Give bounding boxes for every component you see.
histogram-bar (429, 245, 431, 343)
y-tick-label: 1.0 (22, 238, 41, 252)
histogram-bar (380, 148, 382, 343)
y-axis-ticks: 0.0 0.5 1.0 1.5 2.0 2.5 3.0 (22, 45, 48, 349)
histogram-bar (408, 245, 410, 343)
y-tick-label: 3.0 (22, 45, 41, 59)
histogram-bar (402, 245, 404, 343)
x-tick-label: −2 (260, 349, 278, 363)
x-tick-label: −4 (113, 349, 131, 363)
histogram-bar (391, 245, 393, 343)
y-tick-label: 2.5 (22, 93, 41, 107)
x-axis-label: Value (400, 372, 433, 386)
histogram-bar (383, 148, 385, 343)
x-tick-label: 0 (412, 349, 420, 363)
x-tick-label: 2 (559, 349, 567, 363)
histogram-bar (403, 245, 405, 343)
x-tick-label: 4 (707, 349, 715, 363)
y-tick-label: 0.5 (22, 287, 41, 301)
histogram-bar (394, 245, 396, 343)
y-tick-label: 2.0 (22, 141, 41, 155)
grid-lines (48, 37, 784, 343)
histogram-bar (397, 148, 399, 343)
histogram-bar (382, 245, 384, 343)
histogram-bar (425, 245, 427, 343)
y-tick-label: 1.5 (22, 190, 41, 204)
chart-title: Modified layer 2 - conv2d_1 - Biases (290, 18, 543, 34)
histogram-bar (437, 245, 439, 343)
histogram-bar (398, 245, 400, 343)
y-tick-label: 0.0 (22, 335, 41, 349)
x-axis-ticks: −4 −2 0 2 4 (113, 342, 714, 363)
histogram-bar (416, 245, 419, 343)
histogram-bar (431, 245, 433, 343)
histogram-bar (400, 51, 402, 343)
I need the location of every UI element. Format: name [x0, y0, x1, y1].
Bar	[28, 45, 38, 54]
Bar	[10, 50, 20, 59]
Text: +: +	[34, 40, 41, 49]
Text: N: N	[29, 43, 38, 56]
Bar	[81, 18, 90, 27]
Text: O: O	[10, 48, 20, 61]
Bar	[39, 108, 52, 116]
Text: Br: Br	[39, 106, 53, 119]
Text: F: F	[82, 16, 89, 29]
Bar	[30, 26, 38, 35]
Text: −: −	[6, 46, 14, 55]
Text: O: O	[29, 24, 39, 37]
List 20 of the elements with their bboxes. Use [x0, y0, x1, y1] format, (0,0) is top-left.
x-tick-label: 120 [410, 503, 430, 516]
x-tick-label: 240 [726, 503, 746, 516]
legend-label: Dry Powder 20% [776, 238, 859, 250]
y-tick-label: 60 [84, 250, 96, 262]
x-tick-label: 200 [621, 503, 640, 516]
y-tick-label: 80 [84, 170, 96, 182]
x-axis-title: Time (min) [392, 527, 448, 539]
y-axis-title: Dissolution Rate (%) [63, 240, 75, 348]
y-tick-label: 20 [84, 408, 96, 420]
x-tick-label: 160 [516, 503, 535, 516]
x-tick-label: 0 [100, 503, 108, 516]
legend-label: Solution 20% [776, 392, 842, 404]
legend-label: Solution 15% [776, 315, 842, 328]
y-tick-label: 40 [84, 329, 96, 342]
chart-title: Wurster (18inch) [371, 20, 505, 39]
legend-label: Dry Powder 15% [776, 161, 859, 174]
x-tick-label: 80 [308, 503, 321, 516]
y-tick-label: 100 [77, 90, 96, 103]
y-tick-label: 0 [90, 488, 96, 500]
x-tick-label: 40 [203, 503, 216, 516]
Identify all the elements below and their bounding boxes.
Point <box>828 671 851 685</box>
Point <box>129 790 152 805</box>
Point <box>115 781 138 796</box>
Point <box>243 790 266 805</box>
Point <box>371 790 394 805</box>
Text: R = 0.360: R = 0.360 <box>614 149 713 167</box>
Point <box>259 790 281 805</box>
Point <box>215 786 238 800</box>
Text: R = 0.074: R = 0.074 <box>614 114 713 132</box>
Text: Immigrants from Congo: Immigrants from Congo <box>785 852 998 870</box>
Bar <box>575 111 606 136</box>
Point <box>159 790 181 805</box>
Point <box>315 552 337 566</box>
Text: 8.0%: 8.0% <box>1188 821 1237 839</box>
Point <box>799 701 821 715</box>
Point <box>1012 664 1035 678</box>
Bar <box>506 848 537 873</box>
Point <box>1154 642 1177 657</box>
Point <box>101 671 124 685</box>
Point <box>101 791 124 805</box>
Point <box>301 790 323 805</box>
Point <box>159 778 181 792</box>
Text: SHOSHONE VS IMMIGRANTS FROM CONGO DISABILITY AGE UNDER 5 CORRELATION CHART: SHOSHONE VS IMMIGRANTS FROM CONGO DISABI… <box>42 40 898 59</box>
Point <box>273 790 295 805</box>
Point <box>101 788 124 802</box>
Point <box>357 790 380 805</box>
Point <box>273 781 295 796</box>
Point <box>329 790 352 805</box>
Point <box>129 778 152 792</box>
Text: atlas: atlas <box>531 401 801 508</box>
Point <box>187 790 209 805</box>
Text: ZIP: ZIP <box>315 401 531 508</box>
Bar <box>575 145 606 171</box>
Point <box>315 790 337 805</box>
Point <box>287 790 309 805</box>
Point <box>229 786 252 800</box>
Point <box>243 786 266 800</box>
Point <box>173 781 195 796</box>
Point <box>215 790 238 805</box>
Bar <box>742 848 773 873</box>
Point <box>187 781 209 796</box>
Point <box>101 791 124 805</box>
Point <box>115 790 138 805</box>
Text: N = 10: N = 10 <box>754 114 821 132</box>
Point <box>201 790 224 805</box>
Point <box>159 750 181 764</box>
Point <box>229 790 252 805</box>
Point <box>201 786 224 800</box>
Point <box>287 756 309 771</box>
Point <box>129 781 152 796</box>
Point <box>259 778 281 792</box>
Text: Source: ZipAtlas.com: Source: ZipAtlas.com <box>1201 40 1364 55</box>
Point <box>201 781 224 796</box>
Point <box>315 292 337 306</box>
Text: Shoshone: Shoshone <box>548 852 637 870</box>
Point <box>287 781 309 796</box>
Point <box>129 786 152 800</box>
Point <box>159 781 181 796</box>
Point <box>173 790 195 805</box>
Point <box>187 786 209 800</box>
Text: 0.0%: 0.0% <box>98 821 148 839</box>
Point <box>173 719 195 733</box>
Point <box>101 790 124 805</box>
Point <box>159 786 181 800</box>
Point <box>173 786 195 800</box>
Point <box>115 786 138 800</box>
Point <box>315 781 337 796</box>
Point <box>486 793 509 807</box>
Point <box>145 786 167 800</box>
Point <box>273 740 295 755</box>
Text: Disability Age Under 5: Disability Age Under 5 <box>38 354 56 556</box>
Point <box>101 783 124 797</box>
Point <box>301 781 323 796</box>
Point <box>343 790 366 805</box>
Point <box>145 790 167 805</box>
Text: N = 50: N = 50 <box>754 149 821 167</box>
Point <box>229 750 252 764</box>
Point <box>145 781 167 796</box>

Prompt: Reproduce all of the data above, replacing each occurrence of "histogram-bar" with "hist-bar" and leaving everything else unchanged.

Task result:
Give bounding boxes for every component you see.
hist-bar (429, 245, 431, 343)
y-tick-label: 1.0 (22, 238, 41, 252)
hist-bar (380, 148, 382, 343)
y-axis-ticks: 0.0 0.5 1.0 1.5 2.0 2.5 3.0 (22, 45, 48, 349)
hist-bar (408, 245, 410, 343)
y-tick-label: 3.0 (22, 45, 41, 59)
hist-bar (402, 245, 404, 343)
x-tick-label: −2 (260, 349, 278, 363)
x-tick-label: −4 (113, 349, 131, 363)
hist-bar (391, 245, 393, 343)
y-tick-label: 2.5 (22, 93, 41, 107)
x-axis-label: Value (400, 372, 433, 386)
hist-bar (383, 148, 385, 343)
x-tick-label: 0 (412, 349, 420, 363)
x-tick-label: 2 (559, 349, 567, 363)
hist-bar (403, 245, 405, 343)
x-tick-label: 4 (707, 349, 715, 363)
y-tick-label: 0.5 (22, 287, 41, 301)
hist-bar (394, 245, 396, 343)
y-tick-label: 2.0 (22, 141, 41, 155)
grid-lines (48, 37, 784, 343)
hist-bar (397, 148, 399, 343)
hist-bar (382, 245, 384, 343)
hist-bar (425, 245, 427, 343)
y-tick-label: 1.5 (22, 190, 41, 204)
chart-title: Modified layer 2 - conv2d_1 - Biases (290, 18, 543, 34)
hist-bar (437, 245, 439, 343)
hist-bar (398, 245, 400, 343)
y-tick-label: 0.0 (22, 335, 41, 349)
x-axis-ticks: −4 −2 0 2 4 (113, 342, 714, 363)
hist-bar (416, 245, 419, 343)
hist-bar (431, 245, 433, 343)
hist-bar (400, 51, 402, 343)
I need the location of every UI element. Format: name [x0, y0, x1, y1].
Bar	[28, 45, 38, 54]
Bar	[10, 50, 20, 59]
Text: +: +	[34, 40, 41, 49]
Text: N: N	[29, 43, 38, 56]
Bar	[81, 18, 90, 27]
Text: O: O	[10, 48, 20, 61]
Bar	[39, 108, 52, 116]
Text: Br: Br	[39, 106, 53, 119]
Text: F: F	[82, 16, 89, 29]
Bar	[30, 26, 38, 35]
Text: −: −	[6, 46, 14, 55]
Text: O: O	[29, 24, 39, 37]
List 20 of the elements with their bboxes. Use [x0, y0, x1, y1] format, (0,0) is top-left.
x-tick-label: 120 [410, 503, 430, 516]
x-tick-label: 240 [726, 503, 746, 516]
legend-label: Dry Powder 20% [776, 238, 859, 250]
y-tick-label: 60 [84, 250, 96, 262]
x-tick-label: 200 [621, 503, 640, 516]
y-tick-label: 80 [84, 170, 96, 182]
x-axis-title: Time (min) [392, 527, 448, 539]
y-axis-title: Dissolution Rate (%) [63, 240, 75, 348]
y-tick-label: 20 [84, 408, 96, 420]
x-tick-label: 160 [516, 503, 535, 516]
x-tick-label: 0 [100, 503, 108, 516]
legend-label: Solution 20% [776, 392, 842, 404]
legend-label: Solution 15% [776, 315, 842, 328]
y-tick-label: 40 [84, 329, 96, 342]
chart-title: Wurster (18inch) [371, 20, 505, 39]
legend-label: Dry Powder 15% [776, 161, 859, 174]
x-tick-label: 80 [308, 503, 321, 516]
y-tick-label: 100 [77, 90, 96, 103]
y-tick-label: 0 [90, 488, 96, 500]
x-tick-label: 40 [203, 503, 216, 516]
Identify all the elements below and their bounding boxes.
Point <box>828 671 851 685</box>
Point <box>129 790 152 805</box>
Point <box>115 781 138 796</box>
Point <box>243 790 266 805</box>
Point <box>371 790 394 805</box>
Text: R = 0.360: R = 0.360 <box>614 149 713 167</box>
Point <box>259 790 281 805</box>
Point <box>215 786 238 800</box>
Text: R = 0.074: R = 0.074 <box>614 114 713 132</box>
Text: Immigrants from Congo: Immigrants from Congo <box>785 852 998 870</box>
Bar <box>575 111 606 136</box>
Point <box>159 790 181 805</box>
Point <box>315 552 337 566</box>
Text: 8.0%: 8.0% <box>1188 821 1237 839</box>
Point <box>799 701 821 715</box>
Point <box>1012 664 1035 678</box>
Bar <box>506 848 537 873</box>
Point <box>1154 642 1177 657</box>
Point <box>101 671 124 685</box>
Point <box>101 791 124 805</box>
Point <box>301 790 323 805</box>
Point <box>159 778 181 792</box>
Text: SHOSHONE VS IMMIGRANTS FROM CONGO DISABILITY AGE UNDER 5 CORRELATION CHART: SHOSHONE VS IMMIGRANTS FROM CONGO DISABI… <box>42 40 898 59</box>
Point <box>273 790 295 805</box>
Point <box>101 788 124 802</box>
Point <box>357 790 380 805</box>
Point <box>273 781 295 796</box>
Point <box>329 790 352 805</box>
Point <box>129 778 152 792</box>
Text: atlas: atlas <box>531 401 801 508</box>
Point <box>187 790 209 805</box>
Text: ZIP: ZIP <box>315 401 531 508</box>
Bar <box>575 145 606 171</box>
Point <box>315 790 337 805</box>
Point <box>287 790 309 805</box>
Point <box>229 786 252 800</box>
Point <box>243 786 266 800</box>
Point <box>173 781 195 796</box>
Point <box>215 790 238 805</box>
Bar <box>742 848 773 873</box>
Point <box>187 781 209 796</box>
Point <box>101 791 124 805</box>
Point <box>115 790 138 805</box>
Text: N = 10: N = 10 <box>754 114 821 132</box>
Point <box>201 790 224 805</box>
Point <box>159 750 181 764</box>
Point <box>229 790 252 805</box>
Point <box>201 786 224 800</box>
Point <box>287 756 309 771</box>
Point <box>129 781 152 796</box>
Point <box>259 778 281 792</box>
Text: Source: ZipAtlas.com: Source: ZipAtlas.com <box>1201 40 1364 55</box>
Point <box>201 781 224 796</box>
Point <box>315 292 337 306</box>
Text: Shoshone: Shoshone <box>548 852 637 870</box>
Point <box>287 781 309 796</box>
Point <box>129 786 152 800</box>
Point <box>159 781 181 796</box>
Point <box>173 790 195 805</box>
Point <box>187 786 209 800</box>
Text: 0.0%: 0.0% <box>98 821 148 839</box>
Point <box>173 719 195 733</box>
Point <box>101 790 124 805</box>
Point <box>159 786 181 800</box>
Point <box>173 786 195 800</box>
Point <box>115 786 138 800</box>
Point <box>315 781 337 796</box>
Point <box>486 793 509 807</box>
Point <box>145 786 167 800</box>
Point <box>273 740 295 755</box>
Text: Disability Age Under 5: Disability Age Under 5 <box>38 354 56 556</box>
Point <box>101 783 124 797</box>
Point <box>301 781 323 796</box>
Point <box>343 790 366 805</box>
Point <box>145 790 167 805</box>
Text: N = 50: N = 50 <box>754 149 821 167</box>
Point <box>229 750 252 764</box>
Point <box>145 781 167 796</box>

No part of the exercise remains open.